## Exercise directions
Write the material out again exactly as it stands.

## The input
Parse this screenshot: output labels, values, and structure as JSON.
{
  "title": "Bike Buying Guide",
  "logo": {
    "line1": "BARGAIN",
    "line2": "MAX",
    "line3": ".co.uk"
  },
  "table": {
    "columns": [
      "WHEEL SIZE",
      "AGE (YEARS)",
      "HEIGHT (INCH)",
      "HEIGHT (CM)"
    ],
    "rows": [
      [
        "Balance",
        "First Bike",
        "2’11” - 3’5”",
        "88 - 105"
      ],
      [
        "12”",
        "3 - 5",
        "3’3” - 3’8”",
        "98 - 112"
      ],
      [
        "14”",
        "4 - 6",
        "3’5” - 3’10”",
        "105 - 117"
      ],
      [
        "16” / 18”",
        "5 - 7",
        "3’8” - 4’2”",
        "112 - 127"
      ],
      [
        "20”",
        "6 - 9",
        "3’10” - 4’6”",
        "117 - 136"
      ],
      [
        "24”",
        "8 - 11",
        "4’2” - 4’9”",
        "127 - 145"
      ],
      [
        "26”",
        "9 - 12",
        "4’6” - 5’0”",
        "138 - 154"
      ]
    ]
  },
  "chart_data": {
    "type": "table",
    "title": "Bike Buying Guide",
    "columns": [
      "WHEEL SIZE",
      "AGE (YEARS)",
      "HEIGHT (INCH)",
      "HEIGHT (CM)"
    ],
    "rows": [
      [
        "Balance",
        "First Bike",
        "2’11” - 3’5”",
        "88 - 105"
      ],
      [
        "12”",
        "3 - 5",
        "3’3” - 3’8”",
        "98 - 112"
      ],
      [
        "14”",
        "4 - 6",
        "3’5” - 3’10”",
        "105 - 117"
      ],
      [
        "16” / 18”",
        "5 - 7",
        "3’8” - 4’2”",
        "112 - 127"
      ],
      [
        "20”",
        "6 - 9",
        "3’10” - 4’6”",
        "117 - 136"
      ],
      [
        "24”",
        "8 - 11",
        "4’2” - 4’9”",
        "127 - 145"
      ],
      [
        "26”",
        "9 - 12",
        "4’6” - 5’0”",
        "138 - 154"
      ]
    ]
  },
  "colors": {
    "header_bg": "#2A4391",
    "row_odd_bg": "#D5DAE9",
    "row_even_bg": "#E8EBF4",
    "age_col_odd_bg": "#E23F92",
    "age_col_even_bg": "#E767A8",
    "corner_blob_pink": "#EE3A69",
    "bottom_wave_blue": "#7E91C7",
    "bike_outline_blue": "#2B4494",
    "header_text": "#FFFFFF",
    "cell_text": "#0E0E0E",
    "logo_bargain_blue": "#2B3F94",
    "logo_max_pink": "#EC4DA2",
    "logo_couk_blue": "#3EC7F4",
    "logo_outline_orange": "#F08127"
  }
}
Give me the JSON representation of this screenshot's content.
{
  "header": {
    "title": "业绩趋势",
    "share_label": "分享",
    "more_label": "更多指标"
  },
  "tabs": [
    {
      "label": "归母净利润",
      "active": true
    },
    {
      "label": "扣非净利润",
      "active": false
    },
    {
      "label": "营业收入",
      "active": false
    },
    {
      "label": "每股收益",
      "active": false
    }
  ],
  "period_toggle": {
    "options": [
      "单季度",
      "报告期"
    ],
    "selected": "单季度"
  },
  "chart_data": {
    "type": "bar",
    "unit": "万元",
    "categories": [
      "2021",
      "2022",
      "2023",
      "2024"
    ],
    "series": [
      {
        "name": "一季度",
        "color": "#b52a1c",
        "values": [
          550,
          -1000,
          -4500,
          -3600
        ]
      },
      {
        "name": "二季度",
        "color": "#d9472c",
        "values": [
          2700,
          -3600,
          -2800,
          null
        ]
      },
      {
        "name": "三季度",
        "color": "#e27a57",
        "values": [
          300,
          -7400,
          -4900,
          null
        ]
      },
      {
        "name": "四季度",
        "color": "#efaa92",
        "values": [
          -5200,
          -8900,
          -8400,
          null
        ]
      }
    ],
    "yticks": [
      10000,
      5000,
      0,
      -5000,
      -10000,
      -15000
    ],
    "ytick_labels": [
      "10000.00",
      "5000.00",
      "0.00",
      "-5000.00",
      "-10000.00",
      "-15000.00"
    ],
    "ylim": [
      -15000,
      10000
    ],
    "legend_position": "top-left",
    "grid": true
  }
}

## Result
Parse this screenshot: output labels, values, and structure as JSON.
{
  "title": "Bike Buying Guide",
  "logo": {
    "line1": "BARGAIN",
    "line2": "MAX",
    "line3": ".co.uk"
  },
  "table": {
    "columns": [
      "WHEEL SIZE",
      "AGE (YEARS)",
      "HEIGHT (INCH)",
      "HEIGHT (CM)"
    ],
    "rows": [
      [
        "Balance",
        "First Bike",
        "2’11” - 3’5”",
        "88 - 105"
      ],
      [
        "12”",
        "3 - 5",
        "3’3” - 3’8”",
        "98 - 112"
      ],
      [
        "14”",
        "4 - 6",
        "3’5” - 3’10”",
        "105 - 117"
      ],
      [
        "16” / 18”",
        "5 - 7",
        "3’8” - 4’2”",
        "112 - 127"
      ],
      [
        "20”",
        "6 - 9",
        "3’10” - 4’6”",
        "117 - 136"
      ],
      [
        "24”",
        "8 - 11",
        "4’2” - 4’9”",
        "127 - 145"
      ],
      [
        "26”",
        "9 - 12",
        "4’6” - 5’0”",
        "138 - 154"
      ]
    ]
  },
  "chart_data": {
    "type": "table",
    "title": "Bike Buying Guide",
    "columns": [
      "WHEEL SIZE",
      "AGE (YEARS)",
      "HEIGHT (INCH)",
      "HEIGHT (CM)"
    ],
    "rows": [
      [
        "Balance",
        "First Bike",
        "2’11” - 3’5”",
        "88 - 105"
      ],
      [
        "12”",
        "3 - 5",
        "3’3” - 3’8”",
        "98 - 112"
      ],
      [
        "14”",
        "4 - 6",
        "3’5” - 3’10”",
        "105 - 117"
      ],
      [
        "16” / 18”",
        "5 - 7",
        "3’8” - 4’2”",
        "112 - 127"
      ],
      [
        "20”",
        "6 - 9",
        "3’10” - 4’6”",
        "117 - 136"
      ],
      [
        "24”",
        "8 - 11",
        "4’2” - 4’9”",
        "127 - 145"
      ],
      [
        "26”",
        "9 - 12",
        "4’6” - 5’0”",
        "138 - 154"
      ]
    ]
  },
  "colors": {
    "header_bg": "#2A4391",
    "row_odd_bg": "#D5DAE9",
    "row_even_bg": "#E8EBF4",
    "age_col_odd_bg": "#E23F92",
    "age_col_even_bg": "#E767A8",
    "corner_blob_pink": "#EE3A69",
    "bottom_wave_blue": "#7E91C7",
    "bike_outline_blue": "#2B4494",
    "header_text": "#FFFFFF",
    "cell_text": "#0E0E0E",
    "logo_bargain_blue": "#2B3F94",
    "logo_max_pink": "#EC4DA2",
    "logo_couk_blue": "#3EC7F4",
    "logo_outline_orange": "#F08127"
  }
}
Give me the JSON representation of this screenshot's content.
{
  "header": {
    "title": "业绩趋势",
    "share_label": "分享",
    "more_label": "更多指标"
  },
  "tabs": [
    {
      "label": "归母净利润",
      "active": true
    },
    {
      "label": "扣非净利润",
      "active": false
    },
    {
      "label": "营业收入",
      "active": false
    },
    {
      "label": "每股收益",
      "active": false
    }
  ],
  "period_toggle": {
    "options": [
      "单季度",
      "报告期"
    ],
    "selected": "单季度"
  },
  "chart_data": {
    "type": "bar",
    "unit": "万元",
    "categories": [
      "2021",
      "2022",
      "2023",
      "2024"
    ],
    "series": [
      {
        "name": "一季度",
        "color": "#b52a1c",
        "values": [
          550,
          -1000,
          -4500,
          -3600
        ]
      },
      {
        "name": "二季度",
        "color": "#d9472c",
        "values": [
          2700,
          -3600,
          -2800,
          null
        ]
      },
      {
        "name": "三季度",
        "color": "#e27a57",
        "values": [
          300,
          -7400,
          -4900,
          null
        ]
      },
      {
        "name": "四季度",
        "color": "#efaa92",
        "values": [
          -5200,
          -8900,
          -8400,
          null
        ]
      }
    ],
    "yticks": [
      10000,
      5000,
      0,
      -5000,
      -10000,
      -15000
    ],
    "ytick_labels": [
      "10000.00",
      "5000.00",
      "0.00",
      "-5000.00",
      "-10000.00",
      "-15000.00"
    ],
    "ylim": [
      -15000,
      10000
    ],
    "legend_position": "top-left",
    "grid": true
  }
}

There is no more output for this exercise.